(Stored records)
■ ■ ■

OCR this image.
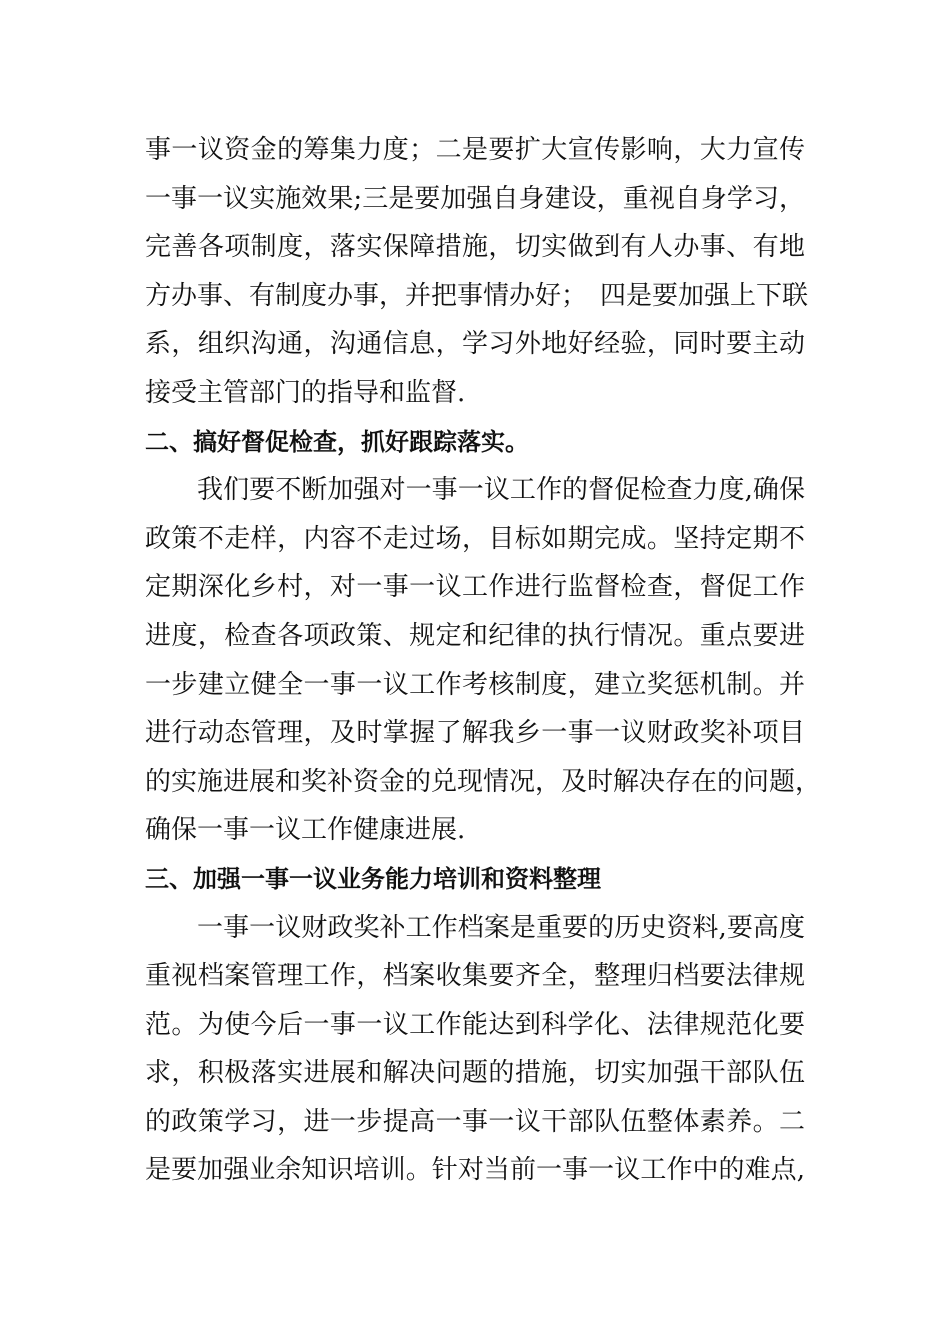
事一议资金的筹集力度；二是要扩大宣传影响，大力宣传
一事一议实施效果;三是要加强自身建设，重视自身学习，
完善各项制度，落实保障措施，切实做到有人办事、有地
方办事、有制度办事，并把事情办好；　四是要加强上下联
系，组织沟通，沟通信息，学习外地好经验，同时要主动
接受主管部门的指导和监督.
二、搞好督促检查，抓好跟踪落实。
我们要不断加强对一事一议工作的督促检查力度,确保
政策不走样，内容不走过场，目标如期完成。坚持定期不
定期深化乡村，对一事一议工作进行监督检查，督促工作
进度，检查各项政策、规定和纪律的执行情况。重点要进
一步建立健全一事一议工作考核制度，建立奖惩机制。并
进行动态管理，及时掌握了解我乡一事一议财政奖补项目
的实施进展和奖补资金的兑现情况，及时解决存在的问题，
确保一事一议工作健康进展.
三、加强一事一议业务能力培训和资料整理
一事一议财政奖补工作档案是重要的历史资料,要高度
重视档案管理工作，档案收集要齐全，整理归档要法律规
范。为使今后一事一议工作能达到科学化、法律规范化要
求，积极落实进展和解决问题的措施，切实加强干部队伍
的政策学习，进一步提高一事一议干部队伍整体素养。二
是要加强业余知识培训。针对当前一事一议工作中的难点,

■ ■ ■

__WHAT TO WORK ON__: Every line above should be repeated exactly; pictures stay out of the copy.

__TASK SOLUTION__:
OCR this image.
事一议资金的筹集力度；二是要扩大宣传影响，大力宣传
一事一议实施效果;三是要加强自身建设，重视自身学习，
完善各项制度，落实保障措施，切实做到有人办事、有地
方办事、有制度办事，并把事情办好；　四是要加强上下联
系，组织沟通，沟通信息，学习外地好经验，同时要主动
接受主管部门的指导和监督.
二、搞好督促检查，抓好跟踪落实。
我们要不断加强对一事一议工作的督促检查力度,确保
政策不走样，内容不走过场，目标如期完成。坚持定期不
定期深化乡村，对一事一议工作进行监督检查，督促工作
进度，检查各项政策、规定和纪律的执行情况。重点要进
一步建立健全一事一议工作考核制度，建立奖惩机制。并
进行动态管理，及时掌握了解我乡一事一议财政奖补项目
的实施进展和奖补资金的兑现情况，及时解决存在的问题，
确保一事一议工作健康进展.
三、加强一事一议业务能力培训和资料整理
一事一议财政奖补工作档案是重要的历史资料,要高度
重视档案管理工作，档案收集要齐全，整理归档要法律规
范。为使今后一事一议工作能达到科学化、法律规范化要
求，积极落实进展和解决问题的措施，切实加强干部队伍
的政策学习，进一步提高一事一议干部队伍整体素养。二
是要加强业余知识培训。针对当前一事一议工作中的难点,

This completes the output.